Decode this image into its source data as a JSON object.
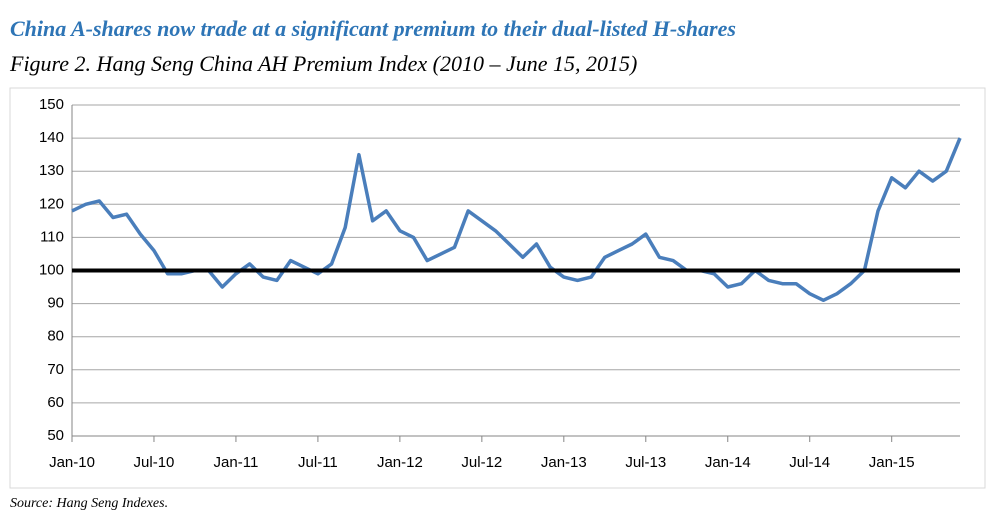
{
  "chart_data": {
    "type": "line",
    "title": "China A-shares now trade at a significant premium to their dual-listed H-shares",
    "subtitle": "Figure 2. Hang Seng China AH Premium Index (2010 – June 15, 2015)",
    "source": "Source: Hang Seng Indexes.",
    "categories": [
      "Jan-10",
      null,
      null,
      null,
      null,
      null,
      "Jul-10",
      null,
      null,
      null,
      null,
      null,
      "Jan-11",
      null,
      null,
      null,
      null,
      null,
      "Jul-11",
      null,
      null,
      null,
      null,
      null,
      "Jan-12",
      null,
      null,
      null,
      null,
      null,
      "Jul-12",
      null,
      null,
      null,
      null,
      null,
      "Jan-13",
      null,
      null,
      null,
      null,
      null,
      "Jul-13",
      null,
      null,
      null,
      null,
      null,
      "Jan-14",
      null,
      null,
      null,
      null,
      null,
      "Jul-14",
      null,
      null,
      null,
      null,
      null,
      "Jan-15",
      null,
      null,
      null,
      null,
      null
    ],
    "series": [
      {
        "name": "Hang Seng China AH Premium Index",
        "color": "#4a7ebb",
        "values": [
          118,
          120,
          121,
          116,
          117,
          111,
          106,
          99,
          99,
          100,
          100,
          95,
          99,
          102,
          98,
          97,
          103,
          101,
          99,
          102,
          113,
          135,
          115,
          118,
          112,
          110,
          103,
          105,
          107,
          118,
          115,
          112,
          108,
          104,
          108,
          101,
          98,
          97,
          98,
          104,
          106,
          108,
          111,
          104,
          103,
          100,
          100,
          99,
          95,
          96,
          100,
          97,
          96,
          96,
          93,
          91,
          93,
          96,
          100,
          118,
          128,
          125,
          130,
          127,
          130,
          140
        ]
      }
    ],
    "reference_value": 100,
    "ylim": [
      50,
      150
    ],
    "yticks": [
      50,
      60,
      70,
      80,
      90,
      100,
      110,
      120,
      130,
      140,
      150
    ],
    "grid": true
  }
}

*WRITTEN INSTRUCTION*. Could you reproduce every record above exactly, leaving out the pictures?

*EXERCISE SOLUTION*.
Decode this image into its source data as a JSON object.
{
  "chart_data": {
    "type": "line",
    "title": "China A-shares now trade at a significant premium to their dual-listed H-shares",
    "subtitle": "Figure 2. Hang Seng China AH Premium Index (2010 – June 15, 2015)",
    "source": "Source: Hang Seng Indexes.",
    "categories": [
      "Jan-10",
      null,
      null,
      null,
      null,
      null,
      "Jul-10",
      null,
      null,
      null,
      null,
      null,
      "Jan-11",
      null,
      null,
      null,
      null,
      null,
      "Jul-11",
      null,
      null,
      null,
      null,
      null,
      "Jan-12",
      null,
      null,
      null,
      null,
      null,
      "Jul-12",
      null,
      null,
      null,
      null,
      null,
      "Jan-13",
      null,
      null,
      null,
      null,
      null,
      "Jul-13",
      null,
      null,
      null,
      null,
      null,
      "Jan-14",
      null,
      null,
      null,
      null,
      null,
      "Jul-14",
      null,
      null,
      null,
      null,
      null,
      "Jan-15",
      null,
      null,
      null,
      null,
      null
    ],
    "series": [
      {
        "name": "Hang Seng China AH Premium Index",
        "color": "#4a7ebb",
        "values": [
          118,
          120,
          121,
          116,
          117,
          111,
          106,
          99,
          99,
          100,
          100,
          95,
          99,
          102,
          98,
          97,
          103,
          101,
          99,
          102,
          113,
          135,
          115,
          118,
          112,
          110,
          103,
          105,
          107,
          118,
          115,
          112,
          108,
          104,
          108,
          101,
          98,
          97,
          98,
          104,
          106,
          108,
          111,
          104,
          103,
          100,
          100,
          99,
          95,
          96,
          100,
          97,
          96,
          96,
          93,
          91,
          93,
          96,
          100,
          118,
          128,
          125,
          130,
          127,
          130,
          140
        ]
      }
    ],
    "reference_value": 100,
    "ylim": [
      50,
      150
    ],
    "yticks": [
      50,
      60,
      70,
      80,
      90,
      100,
      110,
      120,
      130,
      140,
      150
    ],
    "grid": true
  }
}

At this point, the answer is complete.